What you have to do: Reproduce all of the listing below without alteration.
[Start of Excerpted data]
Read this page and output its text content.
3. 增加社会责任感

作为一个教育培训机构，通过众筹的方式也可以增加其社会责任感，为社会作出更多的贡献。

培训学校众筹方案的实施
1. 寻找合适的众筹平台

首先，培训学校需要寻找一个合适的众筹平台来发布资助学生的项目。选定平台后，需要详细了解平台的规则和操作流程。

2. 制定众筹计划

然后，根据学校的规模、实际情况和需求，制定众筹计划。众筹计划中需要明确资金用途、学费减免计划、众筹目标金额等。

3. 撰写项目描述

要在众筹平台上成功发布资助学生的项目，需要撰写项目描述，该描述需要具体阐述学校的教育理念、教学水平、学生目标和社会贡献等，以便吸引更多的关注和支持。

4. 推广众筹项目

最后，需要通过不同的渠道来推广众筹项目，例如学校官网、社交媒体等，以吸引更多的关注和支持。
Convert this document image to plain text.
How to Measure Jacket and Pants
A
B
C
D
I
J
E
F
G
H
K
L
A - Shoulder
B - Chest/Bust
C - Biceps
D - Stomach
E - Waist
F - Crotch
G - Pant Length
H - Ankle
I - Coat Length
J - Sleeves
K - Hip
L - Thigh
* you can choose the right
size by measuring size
[End of Excerpted data]
Exercise solution:
Read this page and output its text content.
3. 增加社会责任感

作为一个教育培训机构，通过众筹的方式也可以增加其社会责任感，为社会作出更多的贡献。

培训学校众筹方案的实施
1. 寻找合适的众筹平台

首先，培训学校需要寻找一个合适的众筹平台来发布资助学生的项目。选定平台后，需要详细了解平台的规则和操作流程。

2. 制定众筹计划

然后，根据学校的规模、实际情况和需求，制定众筹计划。众筹计划中需要明确资金用途、学费减免计划、众筹目标金额等。

3. 撰写项目描述

要在众筹平台上成功发布资助学生的项目，需要撰写项目描述，该描述需要具体阐述学校的教育理念、教学水平、学生目标和社会贡献等，以便吸引更多的关注和支持。

4. 推广众筹项目

最后，需要通过不同的渠道来推广众筹项目，例如学校官网、社交媒体等，以吸引更多的关注和支持。
Convert this document image to plain text.
How to Measure Jacket and Pants
A
B
C
D
I
J
E
F
G
H
K
L
A - Shoulder
B - Chest/Bust
C - Biceps
D - Stomach
E - Waist
F - Crotch
G - Pant Length
H - Ankle
I - Coat Length
J - Sleeves
K - Hip
L - Thigh
* you can choose the right
size by measuring size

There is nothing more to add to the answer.